>> START TEXT BLOCK

The amendment defines the roll-your-own outlets as cigarette manufacturers, making them subject to the $1-a-pack federal excise tax, as well as state cigarette taxes.

"It will basically put the companies out of business," West Virginia Tax Commissioner Craig Griffith said Tuesday. "They will no longer have a price advantage over cigarettes sold in retail stores."

Nationally, roll-your-own outlets -- where customers buy loose tobacco, rolling papers and filters and put those products into machines that produce individual cigarettes -- began to proliferate in 2009, when the federal cigarette tax increased from 39 cents to $1 a pack.

Locally, the stores sell the equivalent of a carton of cigarettes for about $30, or roughly $12 to $15 less than a carton of name-brand cigarettes.

The savings can almost be entirely attributed to the difference between the $15.50 of state and federal taxes on a carton of cigarettes and the much lower tax rates for pipe tobacco, used to manufacture the roll-your-own cigarettes.

West Virginia has a 7 percent excise tax on pipe tobacco.

>> END TEXT BLOCK
>> START SUPPLIED DATA

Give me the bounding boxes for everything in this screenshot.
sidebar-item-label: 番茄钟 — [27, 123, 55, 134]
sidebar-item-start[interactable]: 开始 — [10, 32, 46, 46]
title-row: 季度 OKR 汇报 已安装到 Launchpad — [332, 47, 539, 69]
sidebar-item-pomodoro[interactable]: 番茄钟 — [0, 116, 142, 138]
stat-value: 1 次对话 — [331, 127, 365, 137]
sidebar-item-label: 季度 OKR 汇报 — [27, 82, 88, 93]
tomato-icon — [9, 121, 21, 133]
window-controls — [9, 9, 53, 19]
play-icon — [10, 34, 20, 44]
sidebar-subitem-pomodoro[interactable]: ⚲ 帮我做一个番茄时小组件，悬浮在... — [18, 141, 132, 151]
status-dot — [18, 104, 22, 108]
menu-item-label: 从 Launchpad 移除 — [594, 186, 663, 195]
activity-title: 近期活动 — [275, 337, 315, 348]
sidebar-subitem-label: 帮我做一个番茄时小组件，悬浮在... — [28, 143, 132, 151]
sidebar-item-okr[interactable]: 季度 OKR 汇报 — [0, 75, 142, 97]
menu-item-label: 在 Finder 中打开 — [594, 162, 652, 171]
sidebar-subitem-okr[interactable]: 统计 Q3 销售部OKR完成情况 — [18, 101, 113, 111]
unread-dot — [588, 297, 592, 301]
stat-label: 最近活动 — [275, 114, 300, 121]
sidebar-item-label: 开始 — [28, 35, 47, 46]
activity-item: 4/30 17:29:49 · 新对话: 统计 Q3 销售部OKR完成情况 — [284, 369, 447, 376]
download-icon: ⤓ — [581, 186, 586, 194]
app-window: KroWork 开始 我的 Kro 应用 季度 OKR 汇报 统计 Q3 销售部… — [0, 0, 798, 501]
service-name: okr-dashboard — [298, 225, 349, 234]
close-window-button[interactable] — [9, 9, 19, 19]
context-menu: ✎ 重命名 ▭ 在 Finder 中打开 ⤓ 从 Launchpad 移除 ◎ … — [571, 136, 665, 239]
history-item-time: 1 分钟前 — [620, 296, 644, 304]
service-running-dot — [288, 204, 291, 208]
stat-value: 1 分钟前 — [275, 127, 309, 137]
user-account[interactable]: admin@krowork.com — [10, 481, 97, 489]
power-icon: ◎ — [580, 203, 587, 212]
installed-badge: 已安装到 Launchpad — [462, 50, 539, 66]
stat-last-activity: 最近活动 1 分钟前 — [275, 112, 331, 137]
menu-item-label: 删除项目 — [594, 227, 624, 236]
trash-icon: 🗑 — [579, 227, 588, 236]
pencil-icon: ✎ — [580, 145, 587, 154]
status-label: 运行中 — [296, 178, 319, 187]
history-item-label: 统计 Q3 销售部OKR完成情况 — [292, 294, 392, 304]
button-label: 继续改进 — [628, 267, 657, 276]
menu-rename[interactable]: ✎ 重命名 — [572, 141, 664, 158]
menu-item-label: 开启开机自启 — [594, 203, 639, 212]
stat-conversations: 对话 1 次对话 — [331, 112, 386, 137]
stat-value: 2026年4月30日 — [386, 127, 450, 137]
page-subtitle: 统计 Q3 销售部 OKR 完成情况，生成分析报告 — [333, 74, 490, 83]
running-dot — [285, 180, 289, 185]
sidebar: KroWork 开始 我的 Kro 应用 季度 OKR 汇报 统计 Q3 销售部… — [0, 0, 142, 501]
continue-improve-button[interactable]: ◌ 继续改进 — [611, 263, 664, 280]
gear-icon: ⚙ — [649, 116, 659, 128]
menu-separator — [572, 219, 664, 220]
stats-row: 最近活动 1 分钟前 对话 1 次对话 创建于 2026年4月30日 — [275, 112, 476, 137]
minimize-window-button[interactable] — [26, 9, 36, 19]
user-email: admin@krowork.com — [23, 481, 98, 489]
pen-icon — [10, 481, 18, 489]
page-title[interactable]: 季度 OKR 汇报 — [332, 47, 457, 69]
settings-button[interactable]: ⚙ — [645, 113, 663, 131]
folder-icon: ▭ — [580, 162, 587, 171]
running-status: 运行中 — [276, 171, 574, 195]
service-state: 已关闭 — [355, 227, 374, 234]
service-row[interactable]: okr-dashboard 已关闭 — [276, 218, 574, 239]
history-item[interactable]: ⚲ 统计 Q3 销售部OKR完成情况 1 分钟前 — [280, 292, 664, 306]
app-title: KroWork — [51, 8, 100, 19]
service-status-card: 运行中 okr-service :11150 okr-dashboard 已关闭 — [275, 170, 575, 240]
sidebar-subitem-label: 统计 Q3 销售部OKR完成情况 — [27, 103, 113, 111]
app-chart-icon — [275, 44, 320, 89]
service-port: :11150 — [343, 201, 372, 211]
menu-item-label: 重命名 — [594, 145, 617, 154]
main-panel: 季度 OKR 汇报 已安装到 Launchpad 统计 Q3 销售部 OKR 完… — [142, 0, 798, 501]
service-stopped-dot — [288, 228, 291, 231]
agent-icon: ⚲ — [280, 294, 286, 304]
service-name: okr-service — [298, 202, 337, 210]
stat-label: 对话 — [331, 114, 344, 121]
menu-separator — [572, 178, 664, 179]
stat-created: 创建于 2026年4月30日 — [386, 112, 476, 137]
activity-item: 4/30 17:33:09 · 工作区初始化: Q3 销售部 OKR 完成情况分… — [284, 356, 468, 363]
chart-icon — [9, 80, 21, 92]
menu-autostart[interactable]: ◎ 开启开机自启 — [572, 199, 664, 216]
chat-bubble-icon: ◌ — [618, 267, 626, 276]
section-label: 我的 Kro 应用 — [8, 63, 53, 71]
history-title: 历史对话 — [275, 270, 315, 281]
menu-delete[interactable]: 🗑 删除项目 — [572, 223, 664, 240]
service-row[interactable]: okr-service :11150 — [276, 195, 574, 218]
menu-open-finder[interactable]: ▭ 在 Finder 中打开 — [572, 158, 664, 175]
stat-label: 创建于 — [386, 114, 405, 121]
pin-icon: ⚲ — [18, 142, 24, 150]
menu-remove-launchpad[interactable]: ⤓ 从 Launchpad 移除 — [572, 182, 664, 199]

>> END SUPPLIED DATA

EXERCISE INSTRUCTIONS =>
1. Could you rewrite the article on roll-your-own tobacco outlets between "Nationally, roll-your-own outlets" and "the roll-your-own cigarettes.", inclusive, putting "brand-name" in place of "name-brand"?
2. Which products does the roll-your-own tobacco article say customers buy at these outlets?
3. How would you go on with the article on roll-your-own tobacco outlets after its final sentence?

PER-TASK OUTPUTS =>
1.
Nationally, roll-your-own outlets -- where customers buy loose tobacco, rolling papers and filters and put those products into machines that produce individual cigarettes -- began to proliferate in 2009, when the federal cigarette tax increased from 39 cents to $1 a pack.

Locally, the stores sell the equivalent of a carton of cigarettes for about $30, or roughly $12 to $15 less than a carton of brand-name cigarettes.

The savings can almost be entirely attributed to the difference between the $15.50 of state and federal taxes on a carton of cigarettes and the much lower tax rates for pipe tobacco, used to manufacture the roll-your-own cigarettes.

2.
- Loose tobacco
- Rolling papers
- Filters

3.
"Without the price advantage, if the taxes are equal, they're probably not going to be in business anymore," Griffith said of the outlets.

In September 2011, a Kanawha Circuit Court ruling held that the roll-your-own outlets are cigarette manufacturers and ordered the defendant in the case, a Moundsville outlet, to pay $82,500 in back taxes.

That case is on appeal to the West Virginia Supreme Court, with oral arguments tentatively scheduled for this fall. However, John Dalporto, a senior assistant attorney general, said he's hopeful the new law will moot the case.

"If I were them, I think I would withdraw the appeal. I would just call it quits," said Dalporto, who said the new federal law resolves the primary issue in the case.